>>>

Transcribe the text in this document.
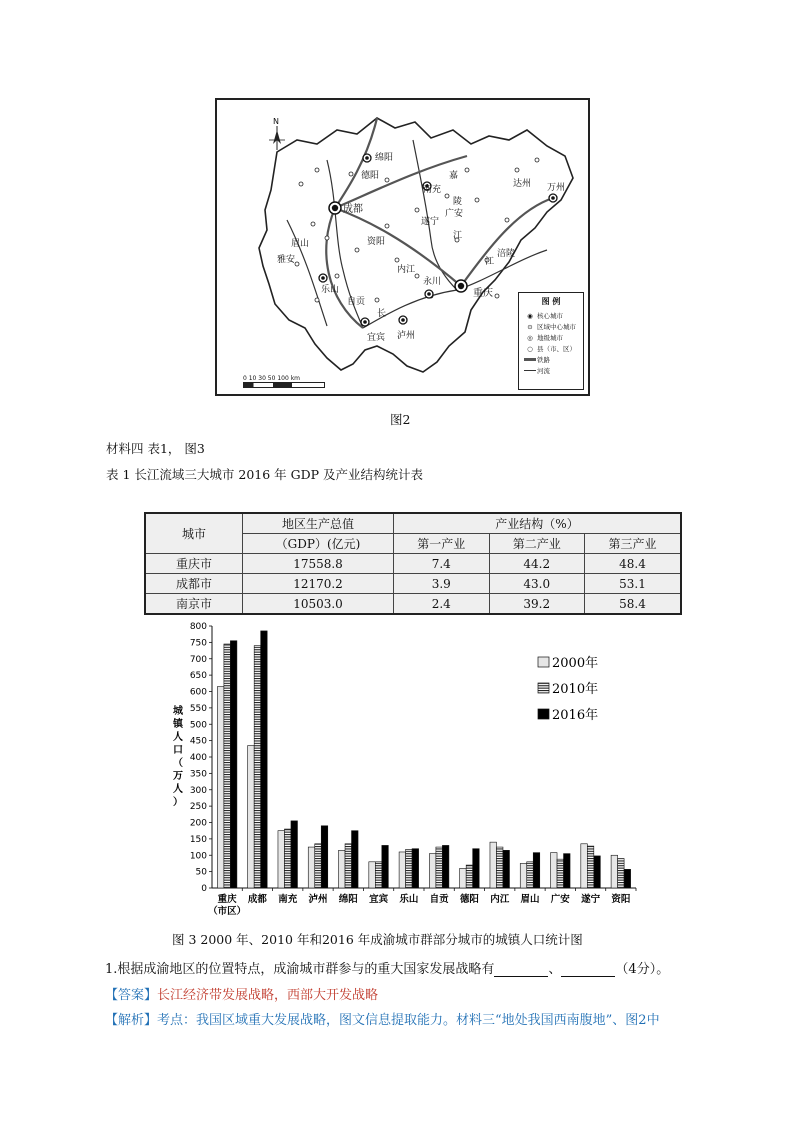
绵阳
德阳
成都
南充
遂宁
广安
达州 万州
眉山
雅安
资阳
乐山
内江
永川
重庆
涪陵
自贡
宜宾 泸州
嘉
陵
江
江
长
N
0 10 30 50 100 km
图 例
◉ 核心城市
⊙ 区域中心城市
◎ 地级城市
○ 县（市、区）
铁路
河流
图2
材料四 表1， 图3
表 1 长江流域三大城市 2016 年 GDP 及产业结构统计表
城市	地区生产总值	产业结构（%）		
	（GDP）(亿元)	第一产业	第二产业	第三产业
重庆市	17558.8	7.4	44.2	48.4
成都市	12170.2	3.9	43.0	53.1
南京市	10503.0	2.4	39.2	58.4
0
50
100
150
200
250
300
350
400
450
500
550
600
650
700
750
800
城
镇
人
口
（
万
人
）
重庆
（市区）
成都 南充 泸州 绵阳 宜宾 乐山 自贡 德阳 内江 眉山 广安 遂宁 资阳
2000年
2010年
2016年
图 3 2000 年、2010 年和2016 年成渝城市群部分城市的城镇人口统计图
1.根据成渝地区的位置特点，成渝城市群参与的重大国家发展战略有	、	（4分）。
【答案】长江经济带发展战略，西部大开发战略
【解析】考点：我国区域重大发展战略，图文信息提取能力。材料三“地处我国西南腹地”、图2中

<<<

Output the entries above exactly, without their pictures.

Transcribe the text in this document.
绵阳
德阳
成都
南充
遂宁
广安
达州 万州
眉山
雅安
资阳
乐山
内江
永川
重庆
涪陵
自贡
宜宾 泸州
嘉
陵
江
江
长
N
0 10 30 50 100 km
图 例
◉ 核心城市
⊙ 区域中心城市
◎ 地级城市
○ 县（市、区）
铁路
河流
图2
材料四 表1， 图3
表 1 长江流域三大城市 2016 年 GDP 及产业结构统计表
城市	地区生产总值	产业结构（%）		
	（GDP）(亿元)	第一产业	第二产业	第三产业
重庆市	17558.8	7.4	44.2	48.4
成都市	12170.2	3.9	43.0	53.1
南京市	10503.0	2.4	39.2	58.4
0
50
100
150
200
250
300
350
400
450
500
550
600
650
700
750
800
城
镇
人
口
（
万
人
）
重庆
（市区）
成都 南充 泸州 绵阳 宜宾 乐山 自贡 德阳 内江 眉山 广安 遂宁 资阳
2000年
2010年
2016年
图 3 2000 年、2010 年和2016 年成渝城市群部分城市的城镇人口统计图
1.根据成渝地区的位置特点，成渝城市群参与的重大国家发展战略有	、	（4分）。
【答案】长江经济带发展战略，西部大开发战略
【解析】考点：我国区域重大发展战略，图文信息提取能力。材料三“地处我国西南腹地”、图2中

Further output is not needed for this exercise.